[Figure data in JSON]
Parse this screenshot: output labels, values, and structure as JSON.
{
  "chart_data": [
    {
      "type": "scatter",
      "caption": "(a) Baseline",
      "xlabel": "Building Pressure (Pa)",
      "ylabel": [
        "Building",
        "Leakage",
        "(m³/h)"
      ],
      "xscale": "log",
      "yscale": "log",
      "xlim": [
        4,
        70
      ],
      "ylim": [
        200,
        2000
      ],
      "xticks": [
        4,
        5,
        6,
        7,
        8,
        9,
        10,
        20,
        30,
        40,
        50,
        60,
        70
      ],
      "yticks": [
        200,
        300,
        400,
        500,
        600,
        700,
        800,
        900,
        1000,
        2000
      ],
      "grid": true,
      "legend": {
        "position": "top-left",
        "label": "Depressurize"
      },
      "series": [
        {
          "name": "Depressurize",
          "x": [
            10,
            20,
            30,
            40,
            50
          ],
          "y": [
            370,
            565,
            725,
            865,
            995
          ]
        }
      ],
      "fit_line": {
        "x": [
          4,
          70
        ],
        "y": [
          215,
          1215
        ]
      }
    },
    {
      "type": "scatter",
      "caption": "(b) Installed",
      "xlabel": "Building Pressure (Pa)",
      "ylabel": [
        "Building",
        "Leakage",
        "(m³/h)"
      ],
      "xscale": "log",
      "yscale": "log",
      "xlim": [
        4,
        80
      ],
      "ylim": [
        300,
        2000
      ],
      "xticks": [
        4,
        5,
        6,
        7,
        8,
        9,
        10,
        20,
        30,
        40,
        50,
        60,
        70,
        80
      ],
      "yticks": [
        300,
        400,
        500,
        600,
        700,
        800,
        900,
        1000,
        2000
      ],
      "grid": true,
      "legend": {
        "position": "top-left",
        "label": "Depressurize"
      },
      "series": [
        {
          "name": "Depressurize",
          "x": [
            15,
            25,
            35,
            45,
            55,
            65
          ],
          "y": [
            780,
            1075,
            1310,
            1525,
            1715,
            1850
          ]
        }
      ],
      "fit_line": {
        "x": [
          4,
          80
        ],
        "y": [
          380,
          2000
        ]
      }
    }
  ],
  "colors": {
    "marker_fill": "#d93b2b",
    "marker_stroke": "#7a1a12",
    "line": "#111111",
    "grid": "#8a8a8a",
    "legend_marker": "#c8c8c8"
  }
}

--

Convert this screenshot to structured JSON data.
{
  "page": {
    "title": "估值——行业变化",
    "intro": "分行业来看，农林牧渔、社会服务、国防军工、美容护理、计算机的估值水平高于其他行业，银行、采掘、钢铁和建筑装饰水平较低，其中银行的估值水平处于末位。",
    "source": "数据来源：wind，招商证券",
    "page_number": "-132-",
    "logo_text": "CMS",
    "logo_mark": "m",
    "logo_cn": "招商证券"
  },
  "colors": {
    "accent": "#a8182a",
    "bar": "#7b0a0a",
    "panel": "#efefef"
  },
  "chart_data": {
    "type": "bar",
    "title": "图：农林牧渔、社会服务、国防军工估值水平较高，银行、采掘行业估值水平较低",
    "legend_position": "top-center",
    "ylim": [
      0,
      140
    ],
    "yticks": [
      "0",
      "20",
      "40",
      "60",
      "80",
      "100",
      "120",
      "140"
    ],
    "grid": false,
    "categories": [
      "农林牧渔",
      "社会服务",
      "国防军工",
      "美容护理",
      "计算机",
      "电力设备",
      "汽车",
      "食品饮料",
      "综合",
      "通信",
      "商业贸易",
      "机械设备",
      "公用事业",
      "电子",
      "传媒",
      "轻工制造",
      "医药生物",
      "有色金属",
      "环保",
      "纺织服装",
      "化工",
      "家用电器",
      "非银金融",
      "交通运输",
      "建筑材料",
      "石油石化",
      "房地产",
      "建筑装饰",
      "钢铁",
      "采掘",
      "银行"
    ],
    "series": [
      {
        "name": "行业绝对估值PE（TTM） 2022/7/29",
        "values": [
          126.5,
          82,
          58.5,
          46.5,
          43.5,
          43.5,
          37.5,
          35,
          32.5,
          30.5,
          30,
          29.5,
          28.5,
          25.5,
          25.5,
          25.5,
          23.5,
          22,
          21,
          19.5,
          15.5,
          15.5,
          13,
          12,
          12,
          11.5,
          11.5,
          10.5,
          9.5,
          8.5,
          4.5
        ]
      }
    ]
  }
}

Your goal ▸
Extract, from the listing above, every line where the string "title" occurs.

Final answer ▸
    "title": "估值——行业变化",
    "title": "图：农林牧渔、社会服务、国防军工估值水平较高，银行、采掘行业估值水平较低",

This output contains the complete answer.